WHAT IS ASKED: Reproduce all of the data exactly, with no line skipped.

DATASET EXCERPTS:

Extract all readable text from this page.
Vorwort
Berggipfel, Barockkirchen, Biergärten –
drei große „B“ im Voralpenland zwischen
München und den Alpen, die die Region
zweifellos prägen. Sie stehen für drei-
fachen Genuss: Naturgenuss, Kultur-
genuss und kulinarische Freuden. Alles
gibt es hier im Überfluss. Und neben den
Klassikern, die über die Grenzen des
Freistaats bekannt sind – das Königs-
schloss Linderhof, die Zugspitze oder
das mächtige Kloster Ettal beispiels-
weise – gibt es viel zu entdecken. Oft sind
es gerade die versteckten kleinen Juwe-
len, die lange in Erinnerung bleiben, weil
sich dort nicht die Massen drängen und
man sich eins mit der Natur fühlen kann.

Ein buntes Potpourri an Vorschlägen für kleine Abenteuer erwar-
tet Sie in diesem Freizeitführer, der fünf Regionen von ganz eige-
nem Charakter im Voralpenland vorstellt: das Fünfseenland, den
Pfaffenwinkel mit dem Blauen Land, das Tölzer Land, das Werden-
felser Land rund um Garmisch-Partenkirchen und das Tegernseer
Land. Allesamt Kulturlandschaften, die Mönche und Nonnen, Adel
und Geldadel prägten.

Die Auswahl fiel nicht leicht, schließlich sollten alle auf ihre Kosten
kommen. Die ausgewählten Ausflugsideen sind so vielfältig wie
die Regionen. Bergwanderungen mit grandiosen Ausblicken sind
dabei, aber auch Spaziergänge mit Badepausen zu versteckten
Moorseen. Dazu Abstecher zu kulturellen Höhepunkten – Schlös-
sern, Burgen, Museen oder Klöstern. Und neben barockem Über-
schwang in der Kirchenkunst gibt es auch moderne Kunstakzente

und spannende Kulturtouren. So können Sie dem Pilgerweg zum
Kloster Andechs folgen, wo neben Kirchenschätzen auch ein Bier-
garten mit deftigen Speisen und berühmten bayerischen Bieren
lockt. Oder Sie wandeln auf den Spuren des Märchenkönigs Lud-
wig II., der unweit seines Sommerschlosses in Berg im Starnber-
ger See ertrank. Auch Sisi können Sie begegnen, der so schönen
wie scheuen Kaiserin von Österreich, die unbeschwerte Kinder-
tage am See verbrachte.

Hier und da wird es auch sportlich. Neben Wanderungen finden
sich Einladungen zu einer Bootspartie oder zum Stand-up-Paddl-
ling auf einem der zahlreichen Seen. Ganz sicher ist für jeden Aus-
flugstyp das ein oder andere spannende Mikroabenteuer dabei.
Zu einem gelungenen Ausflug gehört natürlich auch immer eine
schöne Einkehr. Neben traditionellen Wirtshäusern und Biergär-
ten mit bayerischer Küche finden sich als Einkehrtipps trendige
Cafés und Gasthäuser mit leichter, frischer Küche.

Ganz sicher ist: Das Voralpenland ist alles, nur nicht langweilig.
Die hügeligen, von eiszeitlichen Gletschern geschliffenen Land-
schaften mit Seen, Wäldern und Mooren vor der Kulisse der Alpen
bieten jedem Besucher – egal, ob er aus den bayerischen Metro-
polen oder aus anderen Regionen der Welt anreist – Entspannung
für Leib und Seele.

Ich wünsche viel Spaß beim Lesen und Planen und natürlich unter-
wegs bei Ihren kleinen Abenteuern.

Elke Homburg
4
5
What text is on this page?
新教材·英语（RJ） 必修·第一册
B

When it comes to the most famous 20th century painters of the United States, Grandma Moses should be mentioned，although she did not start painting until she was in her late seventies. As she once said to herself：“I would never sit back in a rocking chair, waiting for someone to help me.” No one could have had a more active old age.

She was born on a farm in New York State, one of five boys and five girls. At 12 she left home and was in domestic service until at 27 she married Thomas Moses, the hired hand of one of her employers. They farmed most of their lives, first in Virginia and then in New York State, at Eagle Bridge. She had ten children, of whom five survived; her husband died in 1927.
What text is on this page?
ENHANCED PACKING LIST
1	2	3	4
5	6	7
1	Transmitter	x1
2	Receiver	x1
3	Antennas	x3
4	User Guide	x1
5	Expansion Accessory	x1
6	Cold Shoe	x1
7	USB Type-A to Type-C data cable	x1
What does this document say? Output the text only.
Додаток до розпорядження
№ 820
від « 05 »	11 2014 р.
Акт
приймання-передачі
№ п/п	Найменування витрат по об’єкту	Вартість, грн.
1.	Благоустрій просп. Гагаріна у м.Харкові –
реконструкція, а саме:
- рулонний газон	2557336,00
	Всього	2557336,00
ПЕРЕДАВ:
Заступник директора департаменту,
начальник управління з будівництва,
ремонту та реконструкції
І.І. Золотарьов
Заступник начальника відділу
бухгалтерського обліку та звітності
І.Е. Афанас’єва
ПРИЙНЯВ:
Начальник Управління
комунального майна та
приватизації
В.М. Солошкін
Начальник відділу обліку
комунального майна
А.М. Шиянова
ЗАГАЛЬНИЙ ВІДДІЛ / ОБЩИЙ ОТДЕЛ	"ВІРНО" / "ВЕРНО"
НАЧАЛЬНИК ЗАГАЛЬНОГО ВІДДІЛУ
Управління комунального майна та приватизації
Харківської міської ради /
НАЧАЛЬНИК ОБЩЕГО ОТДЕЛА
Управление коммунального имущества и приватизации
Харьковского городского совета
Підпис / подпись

REPLY TO THE EXERCISE:
Extract all readable text from this page.
Vorwort
Berggipfel, Barockkirchen, Biergärten –
drei große „B“ im Voralpenland zwischen
München und den Alpen, die die Region
zweifellos prägen. Sie stehen für drei-
fachen Genuss: Naturgenuss, Kultur-
genuss und kulinarische Freuden. Alles
gibt es hier im Überfluss. Und neben den
Klassikern, die über die Grenzen des
Freistaats bekannt sind – das Königs-
schloss Linderhof, die Zugspitze oder
das mächtige Kloster Ettal beispiels-
weise – gibt es viel zu entdecken. Oft sind
es gerade die versteckten kleinen Juwe-
len, die lange in Erinnerung bleiben, weil
sich dort nicht die Massen drängen und
man sich eins mit der Natur fühlen kann.

Ein buntes Potpourri an Vorschlägen für kleine Abenteuer erwar-
tet Sie in diesem Freizeitführer, der fünf Regionen von ganz eige-
nem Charakter im Voralpenland vorstellt: das Fünfseenland, den
Pfaffenwinkel mit dem Blauen Land, das Tölzer Land, das Werden-
felser Land rund um Garmisch-Partenkirchen und das Tegernseer
Land. Allesamt Kulturlandschaften, die Mönche und Nonnen, Adel
und Geldadel prägten.

Die Auswahl fiel nicht leicht, schließlich sollten alle auf ihre Kosten
kommen. Die ausgewählten Ausflugsideen sind so vielfältig wie
die Regionen. Bergwanderungen mit grandiosen Ausblicken sind
dabei, aber auch Spaziergänge mit Badepausen zu versteckten
Moorseen. Dazu Abstecher zu kulturellen Höhepunkten – Schlös-
sern, Burgen, Museen oder Klöstern. Und neben barockem Über-
schwang in der Kirchenkunst gibt es auch moderne Kunstakzente

und spannende Kulturtouren. So können Sie dem Pilgerweg zum
Kloster Andechs folgen, wo neben Kirchenschätzen auch ein Bier-
garten mit deftigen Speisen und berühmten bayerischen Bieren
lockt. Oder Sie wandeln auf den Spuren des Märchenkönigs Lud-
wig II., der unweit seines Sommerschlosses in Berg im Starnber-
ger See ertrank. Auch Sisi können Sie begegnen, der so schönen
wie scheuen Kaiserin von Österreich, die unbeschwerte Kinder-
tage am See verbrachte.

Hier und da wird es auch sportlich. Neben Wanderungen finden
sich Einladungen zu einer Bootspartie oder zum Stand-up-Paddl-
ling auf einem der zahlreichen Seen. Ganz sicher ist für jeden Aus-
flugstyp das ein oder andere spannende Mikroabenteuer dabei.
Zu einem gelungenen Ausflug gehört natürlich auch immer eine
schöne Einkehr. Neben traditionellen Wirtshäusern und Biergär-
ten mit bayerischer Küche finden sich als Einkehrtipps trendige
Cafés und Gasthäuser mit leichter, frischer Küche.

Ganz sicher ist: Das Voralpenland ist alles, nur nicht langweilig.
Die hügeligen, von eiszeitlichen Gletschern geschliffenen Land-
schaften mit Seen, Wäldern und Mooren vor der Kulisse der Alpen
bieten jedem Besucher – egal, ob er aus den bayerischen Metro-
polen oder aus anderen Regionen der Welt anreist – Entspannung
für Leib und Seele.

Ich wünsche viel Spaß beim Lesen und Planen und natürlich unter-
wegs bei Ihren kleinen Abenteuern.

Elke Homburg
4
5
What text is on this page?
新教材·英语（RJ） 必修·第一册
B

When it comes to the most famous 20th century painters of the United States, Grandma Moses should be mentioned，although she did not start painting until she was in her late seventies. As she once said to herself：“I would never sit back in a rocking chair, waiting for someone to help me.” No one could have had a more active old age.

She was born on a farm in New York State, one of five boys and five girls. At 12 she left home and was in domestic service until at 27 she married Thomas Moses, the hired hand of one of her employers. They farmed most of their lives, first in Virginia and then in New York State, at Eagle Bridge. She had ten children, of whom five survived; her husband died in 1927.
What text is on this page?
ENHANCED PACKING LIST
1	2	3	4
5	6	7
1	Transmitter	x1
2	Receiver	x1
3	Antennas	x3
4	User Guide	x1
5	Expansion Accessory	x1
6	Cold Shoe	x1
7	USB Type-A to Type-C data cable	x1
What does this document say? Output the text only.
Додаток до розпорядження
№ 820
від « 05 »	11 2014 р.
Акт
приймання-передачі
№ п/п	Найменування витрат по об’єкту	Вартість, грн.
1.	Благоустрій просп. Гагаріна у м.Харкові –
реконструкція, а саме:
- рулонний газон	2557336,00
	Всього	2557336,00
ПЕРЕДАВ:
Заступник директора департаменту,
начальник управління з будівництва,
ремонту та реконструкції
І.І. Золотарьов
Заступник начальника відділу
бухгалтерського обліку та звітності
І.Е. Афанас’єва
ПРИЙНЯВ:
Начальник Управління
комунального майна та
приватизації
В.М. Солошкін
Начальник відділу обліку
комунального майна
А.М. Шиянова
ЗАГАЛЬНИЙ ВІДДІЛ / ОБЩИЙ ОТДЕЛ	"ВІРНО" / "ВЕРНО"
НАЧАЛЬНИК ЗАГАЛЬНОГО ВІДДІЛУ
Управління комунального майна та приватизації
Харківської міської ради /
НАЧАЛЬНИК ОБЩЕГО ОТДЕЛА
Управление коммунального имущества и приватизации
Харьковского городского совета
Підпис / подпись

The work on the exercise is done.